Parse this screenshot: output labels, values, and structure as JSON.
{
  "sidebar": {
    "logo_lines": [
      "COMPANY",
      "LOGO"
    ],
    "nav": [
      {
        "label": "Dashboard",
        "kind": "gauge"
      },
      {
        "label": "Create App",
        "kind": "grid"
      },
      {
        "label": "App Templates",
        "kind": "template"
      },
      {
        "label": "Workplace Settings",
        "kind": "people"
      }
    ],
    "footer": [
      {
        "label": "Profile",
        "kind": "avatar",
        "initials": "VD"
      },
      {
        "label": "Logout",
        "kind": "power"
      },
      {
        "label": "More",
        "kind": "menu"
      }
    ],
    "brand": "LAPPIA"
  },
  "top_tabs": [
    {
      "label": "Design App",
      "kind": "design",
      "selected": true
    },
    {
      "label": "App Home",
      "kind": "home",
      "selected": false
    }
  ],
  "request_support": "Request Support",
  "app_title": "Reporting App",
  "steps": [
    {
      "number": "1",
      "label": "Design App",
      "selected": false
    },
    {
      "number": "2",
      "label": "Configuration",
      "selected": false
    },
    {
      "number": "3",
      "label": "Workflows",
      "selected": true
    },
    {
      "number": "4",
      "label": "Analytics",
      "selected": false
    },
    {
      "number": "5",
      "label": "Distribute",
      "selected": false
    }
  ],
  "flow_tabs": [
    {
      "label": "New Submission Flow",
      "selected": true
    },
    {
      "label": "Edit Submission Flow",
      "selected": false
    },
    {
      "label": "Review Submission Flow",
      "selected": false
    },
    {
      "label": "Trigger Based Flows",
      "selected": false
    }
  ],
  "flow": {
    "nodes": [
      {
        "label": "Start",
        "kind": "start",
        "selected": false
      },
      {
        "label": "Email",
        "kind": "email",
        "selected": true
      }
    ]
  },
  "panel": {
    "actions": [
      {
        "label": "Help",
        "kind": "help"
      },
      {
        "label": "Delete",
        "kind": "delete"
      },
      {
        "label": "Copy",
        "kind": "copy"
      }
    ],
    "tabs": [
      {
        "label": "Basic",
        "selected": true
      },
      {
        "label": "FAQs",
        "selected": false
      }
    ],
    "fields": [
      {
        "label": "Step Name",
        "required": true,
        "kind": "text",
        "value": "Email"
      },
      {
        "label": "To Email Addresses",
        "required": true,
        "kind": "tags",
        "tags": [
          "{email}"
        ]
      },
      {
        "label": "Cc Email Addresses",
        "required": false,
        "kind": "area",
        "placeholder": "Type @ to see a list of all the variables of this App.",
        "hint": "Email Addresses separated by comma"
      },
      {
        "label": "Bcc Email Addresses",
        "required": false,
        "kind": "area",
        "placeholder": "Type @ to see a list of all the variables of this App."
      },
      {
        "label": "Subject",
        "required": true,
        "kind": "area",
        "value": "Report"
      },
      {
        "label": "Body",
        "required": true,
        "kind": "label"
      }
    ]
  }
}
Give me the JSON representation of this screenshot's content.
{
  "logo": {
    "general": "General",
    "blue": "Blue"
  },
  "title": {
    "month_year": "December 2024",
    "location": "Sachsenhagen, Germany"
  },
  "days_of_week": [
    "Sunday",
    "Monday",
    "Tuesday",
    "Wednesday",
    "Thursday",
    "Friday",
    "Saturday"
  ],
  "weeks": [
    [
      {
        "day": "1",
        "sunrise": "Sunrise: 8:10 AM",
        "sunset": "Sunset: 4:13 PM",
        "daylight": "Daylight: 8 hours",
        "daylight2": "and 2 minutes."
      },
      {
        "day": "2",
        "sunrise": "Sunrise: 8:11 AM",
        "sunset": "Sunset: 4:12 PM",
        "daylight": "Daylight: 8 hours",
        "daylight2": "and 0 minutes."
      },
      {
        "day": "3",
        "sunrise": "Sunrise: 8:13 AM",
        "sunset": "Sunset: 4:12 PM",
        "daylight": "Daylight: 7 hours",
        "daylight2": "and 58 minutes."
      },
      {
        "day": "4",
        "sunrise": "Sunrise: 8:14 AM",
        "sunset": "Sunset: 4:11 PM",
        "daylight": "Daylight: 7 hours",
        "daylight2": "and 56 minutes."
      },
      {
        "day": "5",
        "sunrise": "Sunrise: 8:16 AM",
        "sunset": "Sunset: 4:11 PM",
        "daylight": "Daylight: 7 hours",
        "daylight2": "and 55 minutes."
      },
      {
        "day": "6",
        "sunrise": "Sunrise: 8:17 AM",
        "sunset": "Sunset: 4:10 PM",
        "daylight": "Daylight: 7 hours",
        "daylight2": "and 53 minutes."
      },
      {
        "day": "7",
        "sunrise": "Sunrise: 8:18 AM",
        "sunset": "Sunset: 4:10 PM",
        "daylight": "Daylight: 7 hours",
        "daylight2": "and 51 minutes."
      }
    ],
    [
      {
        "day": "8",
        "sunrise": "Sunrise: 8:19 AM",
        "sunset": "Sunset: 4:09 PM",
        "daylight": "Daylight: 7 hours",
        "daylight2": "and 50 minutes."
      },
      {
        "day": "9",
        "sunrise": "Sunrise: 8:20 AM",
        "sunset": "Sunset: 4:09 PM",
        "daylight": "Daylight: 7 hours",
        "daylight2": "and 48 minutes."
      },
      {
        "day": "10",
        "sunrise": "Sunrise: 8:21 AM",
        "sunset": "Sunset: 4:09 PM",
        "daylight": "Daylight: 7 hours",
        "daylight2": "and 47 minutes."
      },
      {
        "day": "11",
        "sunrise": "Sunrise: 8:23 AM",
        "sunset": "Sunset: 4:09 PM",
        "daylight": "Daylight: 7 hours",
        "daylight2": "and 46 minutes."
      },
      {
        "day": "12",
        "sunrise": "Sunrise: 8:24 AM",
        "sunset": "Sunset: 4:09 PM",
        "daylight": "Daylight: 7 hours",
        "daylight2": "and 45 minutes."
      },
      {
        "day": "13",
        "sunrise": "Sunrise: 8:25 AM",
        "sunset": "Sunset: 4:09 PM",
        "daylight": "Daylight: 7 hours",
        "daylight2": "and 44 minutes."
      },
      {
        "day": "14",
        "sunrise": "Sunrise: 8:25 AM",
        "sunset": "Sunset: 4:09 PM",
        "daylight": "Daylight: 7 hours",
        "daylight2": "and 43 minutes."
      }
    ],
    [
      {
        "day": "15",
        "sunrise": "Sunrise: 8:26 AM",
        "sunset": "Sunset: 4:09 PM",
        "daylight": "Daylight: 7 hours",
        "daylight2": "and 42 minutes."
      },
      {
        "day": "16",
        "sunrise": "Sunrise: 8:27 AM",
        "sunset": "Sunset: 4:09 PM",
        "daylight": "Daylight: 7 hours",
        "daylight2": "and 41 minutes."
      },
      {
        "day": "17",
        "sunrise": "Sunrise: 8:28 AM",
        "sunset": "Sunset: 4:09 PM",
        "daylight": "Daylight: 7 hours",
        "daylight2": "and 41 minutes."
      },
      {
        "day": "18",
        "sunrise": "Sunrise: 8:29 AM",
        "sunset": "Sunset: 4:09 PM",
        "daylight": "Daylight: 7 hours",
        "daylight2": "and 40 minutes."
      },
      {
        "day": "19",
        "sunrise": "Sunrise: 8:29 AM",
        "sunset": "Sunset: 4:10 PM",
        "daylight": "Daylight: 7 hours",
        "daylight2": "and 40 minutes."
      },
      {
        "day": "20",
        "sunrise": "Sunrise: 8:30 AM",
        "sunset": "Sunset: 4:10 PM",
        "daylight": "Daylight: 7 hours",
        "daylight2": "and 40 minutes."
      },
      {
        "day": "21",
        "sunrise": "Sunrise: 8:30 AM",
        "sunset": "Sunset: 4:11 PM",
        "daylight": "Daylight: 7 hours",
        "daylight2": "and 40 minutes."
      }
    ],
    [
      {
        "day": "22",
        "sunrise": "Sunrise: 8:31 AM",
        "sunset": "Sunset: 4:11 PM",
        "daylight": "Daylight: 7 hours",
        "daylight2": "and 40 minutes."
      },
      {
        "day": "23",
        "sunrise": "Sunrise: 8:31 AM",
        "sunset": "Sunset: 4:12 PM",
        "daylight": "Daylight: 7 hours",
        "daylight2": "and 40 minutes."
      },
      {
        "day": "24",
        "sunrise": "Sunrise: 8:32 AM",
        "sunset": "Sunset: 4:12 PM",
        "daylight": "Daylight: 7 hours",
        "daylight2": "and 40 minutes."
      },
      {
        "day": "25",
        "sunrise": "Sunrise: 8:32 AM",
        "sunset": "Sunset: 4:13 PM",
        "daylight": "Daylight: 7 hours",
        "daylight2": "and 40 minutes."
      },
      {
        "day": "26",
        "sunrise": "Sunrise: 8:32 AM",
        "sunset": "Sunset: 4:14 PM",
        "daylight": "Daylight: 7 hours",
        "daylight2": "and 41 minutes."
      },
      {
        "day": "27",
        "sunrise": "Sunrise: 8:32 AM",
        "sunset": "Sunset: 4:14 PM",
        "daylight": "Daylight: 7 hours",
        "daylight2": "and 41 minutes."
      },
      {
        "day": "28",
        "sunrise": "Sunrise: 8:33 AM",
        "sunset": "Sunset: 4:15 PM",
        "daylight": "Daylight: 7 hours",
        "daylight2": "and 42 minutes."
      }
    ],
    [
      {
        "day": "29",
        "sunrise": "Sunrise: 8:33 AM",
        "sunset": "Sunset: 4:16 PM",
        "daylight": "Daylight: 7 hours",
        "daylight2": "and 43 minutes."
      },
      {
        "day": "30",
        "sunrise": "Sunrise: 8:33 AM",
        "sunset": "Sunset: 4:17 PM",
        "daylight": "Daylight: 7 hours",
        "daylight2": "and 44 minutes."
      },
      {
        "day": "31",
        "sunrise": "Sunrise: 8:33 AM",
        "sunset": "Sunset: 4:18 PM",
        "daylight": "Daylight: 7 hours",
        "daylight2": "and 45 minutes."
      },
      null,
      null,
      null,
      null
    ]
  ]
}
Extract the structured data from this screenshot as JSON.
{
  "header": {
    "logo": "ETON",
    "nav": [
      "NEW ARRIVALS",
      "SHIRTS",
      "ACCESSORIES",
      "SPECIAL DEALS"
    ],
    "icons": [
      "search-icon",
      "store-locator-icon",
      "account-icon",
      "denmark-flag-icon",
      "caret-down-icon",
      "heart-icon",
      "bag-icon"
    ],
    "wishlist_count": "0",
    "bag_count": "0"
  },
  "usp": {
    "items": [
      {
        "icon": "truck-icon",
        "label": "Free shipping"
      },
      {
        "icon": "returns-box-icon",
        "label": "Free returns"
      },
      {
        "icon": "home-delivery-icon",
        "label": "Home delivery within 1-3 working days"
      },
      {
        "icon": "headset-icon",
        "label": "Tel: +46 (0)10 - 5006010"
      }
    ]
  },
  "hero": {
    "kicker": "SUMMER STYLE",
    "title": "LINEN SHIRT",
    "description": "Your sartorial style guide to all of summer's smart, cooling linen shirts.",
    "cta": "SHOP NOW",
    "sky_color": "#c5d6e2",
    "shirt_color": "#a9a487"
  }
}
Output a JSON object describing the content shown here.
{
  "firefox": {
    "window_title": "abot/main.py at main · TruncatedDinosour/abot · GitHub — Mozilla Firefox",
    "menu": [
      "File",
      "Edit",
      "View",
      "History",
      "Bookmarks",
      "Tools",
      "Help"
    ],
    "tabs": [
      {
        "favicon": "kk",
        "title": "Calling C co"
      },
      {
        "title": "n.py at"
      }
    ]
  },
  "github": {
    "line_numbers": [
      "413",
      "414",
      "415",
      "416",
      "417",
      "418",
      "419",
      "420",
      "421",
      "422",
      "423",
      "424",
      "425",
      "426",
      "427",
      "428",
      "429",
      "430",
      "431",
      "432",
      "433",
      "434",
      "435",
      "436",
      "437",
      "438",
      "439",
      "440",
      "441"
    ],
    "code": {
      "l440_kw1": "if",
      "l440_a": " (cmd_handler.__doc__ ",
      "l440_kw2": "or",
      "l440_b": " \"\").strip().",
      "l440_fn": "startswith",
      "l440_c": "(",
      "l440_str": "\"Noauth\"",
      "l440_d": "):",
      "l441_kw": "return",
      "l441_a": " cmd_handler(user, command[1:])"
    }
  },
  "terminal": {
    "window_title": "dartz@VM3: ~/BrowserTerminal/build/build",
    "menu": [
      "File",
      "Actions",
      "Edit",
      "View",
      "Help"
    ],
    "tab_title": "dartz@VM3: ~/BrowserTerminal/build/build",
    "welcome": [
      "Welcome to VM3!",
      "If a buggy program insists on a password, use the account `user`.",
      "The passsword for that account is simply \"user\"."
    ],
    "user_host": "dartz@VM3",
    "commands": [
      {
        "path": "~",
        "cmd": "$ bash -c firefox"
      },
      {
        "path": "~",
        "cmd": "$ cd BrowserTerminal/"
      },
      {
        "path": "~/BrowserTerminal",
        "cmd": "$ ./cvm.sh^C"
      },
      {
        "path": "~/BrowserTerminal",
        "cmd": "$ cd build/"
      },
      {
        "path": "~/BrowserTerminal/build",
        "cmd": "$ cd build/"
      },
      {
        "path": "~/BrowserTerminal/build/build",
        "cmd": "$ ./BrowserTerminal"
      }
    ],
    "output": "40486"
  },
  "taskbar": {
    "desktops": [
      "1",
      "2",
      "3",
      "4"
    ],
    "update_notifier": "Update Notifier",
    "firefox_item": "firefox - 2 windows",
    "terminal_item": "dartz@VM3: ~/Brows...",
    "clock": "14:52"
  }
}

● ● ● ● ● ● ●

▶ DIRECTION
Copy down every line of the entries containing the word "Type".

▶ ANSWER TO THE TASK
        "placeholder": "Type @ to see a list of all the variables of this App.",
        "placeholder": "Type @ to see a list of all the variables of this App."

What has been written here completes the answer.